▸ YOUR GOAL: Give only the count of lines containing "title".

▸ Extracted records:
----

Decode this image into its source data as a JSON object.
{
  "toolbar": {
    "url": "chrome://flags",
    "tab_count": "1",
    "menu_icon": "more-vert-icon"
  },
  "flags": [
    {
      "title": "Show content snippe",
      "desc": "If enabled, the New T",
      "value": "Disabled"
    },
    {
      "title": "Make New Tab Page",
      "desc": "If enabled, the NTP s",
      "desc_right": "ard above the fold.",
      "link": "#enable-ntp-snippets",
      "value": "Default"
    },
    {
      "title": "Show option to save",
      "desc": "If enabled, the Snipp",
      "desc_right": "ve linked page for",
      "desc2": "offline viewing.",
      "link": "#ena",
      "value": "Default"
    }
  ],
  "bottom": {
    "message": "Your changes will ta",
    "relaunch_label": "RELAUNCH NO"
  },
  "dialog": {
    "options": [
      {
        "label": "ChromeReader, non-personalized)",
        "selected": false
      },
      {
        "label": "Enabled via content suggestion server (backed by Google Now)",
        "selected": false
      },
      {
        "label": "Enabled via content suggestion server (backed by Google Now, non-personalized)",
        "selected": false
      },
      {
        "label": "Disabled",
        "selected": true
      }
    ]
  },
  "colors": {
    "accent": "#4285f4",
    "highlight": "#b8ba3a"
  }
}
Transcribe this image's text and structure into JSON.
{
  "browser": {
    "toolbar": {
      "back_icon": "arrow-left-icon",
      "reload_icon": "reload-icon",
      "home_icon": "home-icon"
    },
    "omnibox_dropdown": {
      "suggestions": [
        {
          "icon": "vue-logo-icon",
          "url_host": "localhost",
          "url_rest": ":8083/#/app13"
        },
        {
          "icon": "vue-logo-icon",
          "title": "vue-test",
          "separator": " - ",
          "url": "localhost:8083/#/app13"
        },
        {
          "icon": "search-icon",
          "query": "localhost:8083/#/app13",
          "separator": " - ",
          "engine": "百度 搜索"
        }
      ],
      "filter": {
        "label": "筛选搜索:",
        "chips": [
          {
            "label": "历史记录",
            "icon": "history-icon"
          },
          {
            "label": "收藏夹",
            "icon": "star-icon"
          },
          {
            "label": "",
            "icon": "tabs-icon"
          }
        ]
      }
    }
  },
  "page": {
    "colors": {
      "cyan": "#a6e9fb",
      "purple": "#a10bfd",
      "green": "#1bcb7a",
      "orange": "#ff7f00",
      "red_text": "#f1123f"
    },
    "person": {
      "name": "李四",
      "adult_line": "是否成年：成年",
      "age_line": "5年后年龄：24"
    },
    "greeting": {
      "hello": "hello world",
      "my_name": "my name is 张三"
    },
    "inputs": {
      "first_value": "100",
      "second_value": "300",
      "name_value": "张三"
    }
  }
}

----

▸ ANSWER IN FULL: 4